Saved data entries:
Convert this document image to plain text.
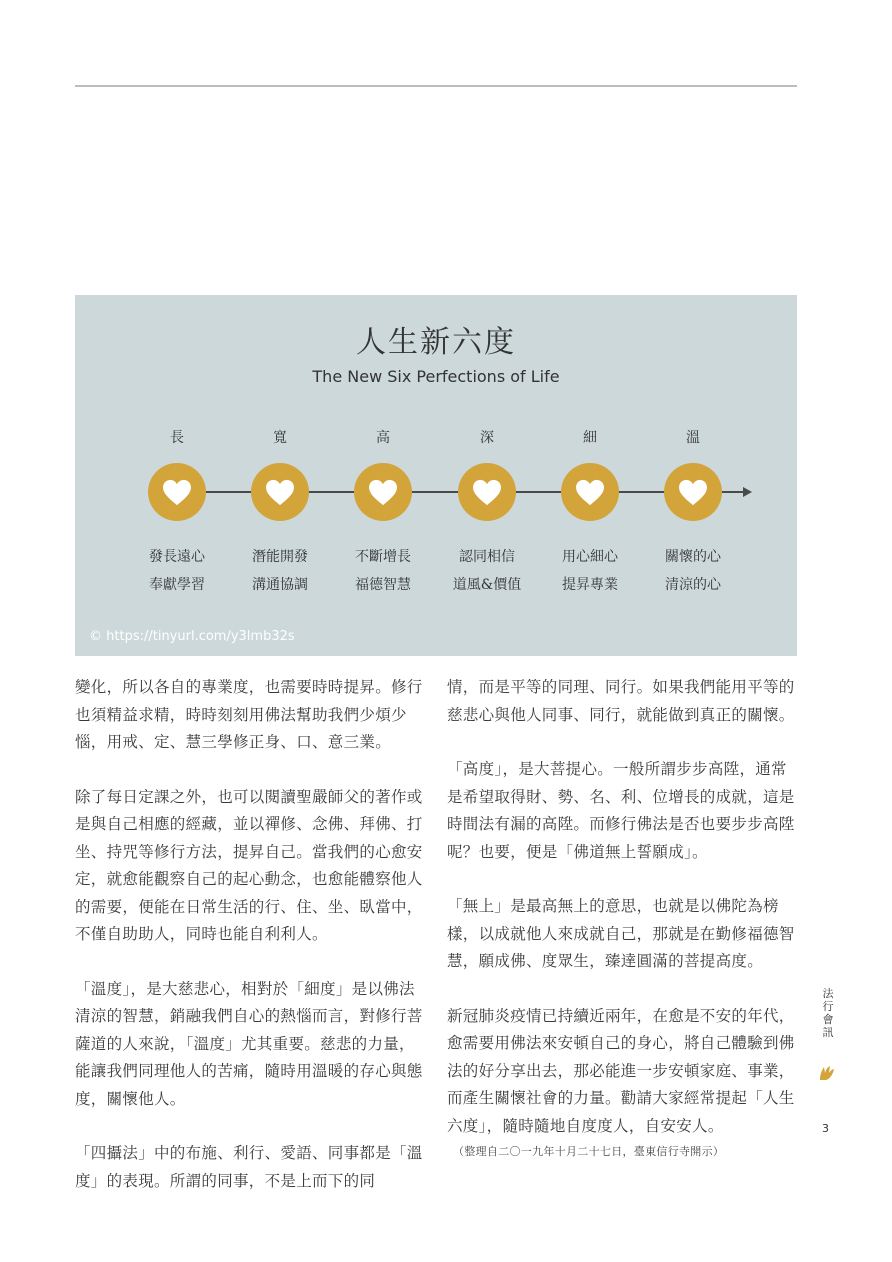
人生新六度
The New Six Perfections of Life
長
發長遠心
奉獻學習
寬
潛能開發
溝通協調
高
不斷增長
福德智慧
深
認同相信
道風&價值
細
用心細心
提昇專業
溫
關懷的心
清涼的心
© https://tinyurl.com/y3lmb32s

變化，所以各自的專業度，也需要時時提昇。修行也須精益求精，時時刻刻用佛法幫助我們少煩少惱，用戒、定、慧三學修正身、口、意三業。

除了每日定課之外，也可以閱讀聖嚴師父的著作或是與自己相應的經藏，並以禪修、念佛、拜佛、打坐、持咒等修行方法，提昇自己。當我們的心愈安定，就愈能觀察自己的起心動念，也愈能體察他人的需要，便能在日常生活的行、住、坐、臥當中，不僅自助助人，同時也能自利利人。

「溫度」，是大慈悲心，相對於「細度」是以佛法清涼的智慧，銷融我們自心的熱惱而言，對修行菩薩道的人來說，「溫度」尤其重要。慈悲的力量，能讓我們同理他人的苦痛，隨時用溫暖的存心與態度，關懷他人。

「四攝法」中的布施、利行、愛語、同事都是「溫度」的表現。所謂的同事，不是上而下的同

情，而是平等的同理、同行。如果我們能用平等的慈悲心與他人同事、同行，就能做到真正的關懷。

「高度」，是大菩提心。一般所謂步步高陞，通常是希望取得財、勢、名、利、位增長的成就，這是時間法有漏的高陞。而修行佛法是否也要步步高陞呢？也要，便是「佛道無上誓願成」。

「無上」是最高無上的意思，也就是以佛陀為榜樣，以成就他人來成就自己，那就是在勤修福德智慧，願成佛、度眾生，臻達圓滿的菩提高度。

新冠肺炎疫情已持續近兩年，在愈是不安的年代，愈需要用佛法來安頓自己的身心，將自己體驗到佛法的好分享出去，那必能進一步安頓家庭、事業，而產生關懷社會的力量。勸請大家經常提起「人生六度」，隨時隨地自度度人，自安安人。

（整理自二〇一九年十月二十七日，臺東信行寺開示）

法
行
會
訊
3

The task ▸
Write out the records above once more, word for word, with no pictures.

Problem solution ▸
Convert this document image to plain text.
人生新六度
The New Six Perfections of Life
長
發長遠心
奉獻學習
寬
潛能開發
溝通協調
高
不斷增長
福德智慧
深
認同相信
道風&價值
細
用心細心
提昇專業
溫
關懷的心
清涼的心
© https://tinyurl.com/y3lmb32s

變化，所以各自的專業度，也需要時時提昇。修行也須精益求精，時時刻刻用佛法幫助我們少煩少惱，用戒、定、慧三學修正身、口、意三業。

除了每日定課之外，也可以閱讀聖嚴師父的著作或是與自己相應的經藏，並以禪修、念佛、拜佛、打坐、持咒等修行方法，提昇自己。當我們的心愈安定，就愈能觀察自己的起心動念，也愈能體察他人的需要，便能在日常生活的行、住、坐、臥當中，不僅自助助人，同時也能自利利人。

「溫度」，是大慈悲心，相對於「細度」是以佛法清涼的智慧，銷融我們自心的熱惱而言，對修行菩薩道的人來說，「溫度」尤其重要。慈悲的力量，能讓我們同理他人的苦痛，隨時用溫暖的存心與態度，關懷他人。

「四攝法」中的布施、利行、愛語、同事都是「溫度」的表現。所謂的同事，不是上而下的同

情，而是平等的同理、同行。如果我們能用平等的慈悲心與他人同事、同行，就能做到真正的關懷。

「高度」，是大菩提心。一般所謂步步高陞，通常是希望取得財、勢、名、利、位增長的成就，這是時間法有漏的高陞。而修行佛法是否也要步步高陞呢？也要，便是「佛道無上誓願成」。

「無上」是最高無上的意思，也就是以佛陀為榜樣，以成就他人來成就自己，那就是在勤修福德智慧，願成佛、度眾生，臻達圓滿的菩提高度。

新冠肺炎疫情已持續近兩年，在愈是不安的年代，愈需要用佛法來安頓自己的身心，將自己體驗到佛法的好分享出去，那必能進一步安頓家庭、事業，而產生關懷社會的力量。勸請大家經常提起「人生六度」，隨時隨地自度度人，自安安人。

（整理自二〇一九年十月二十七日，臺東信行寺開示）

法
行
會
訊
3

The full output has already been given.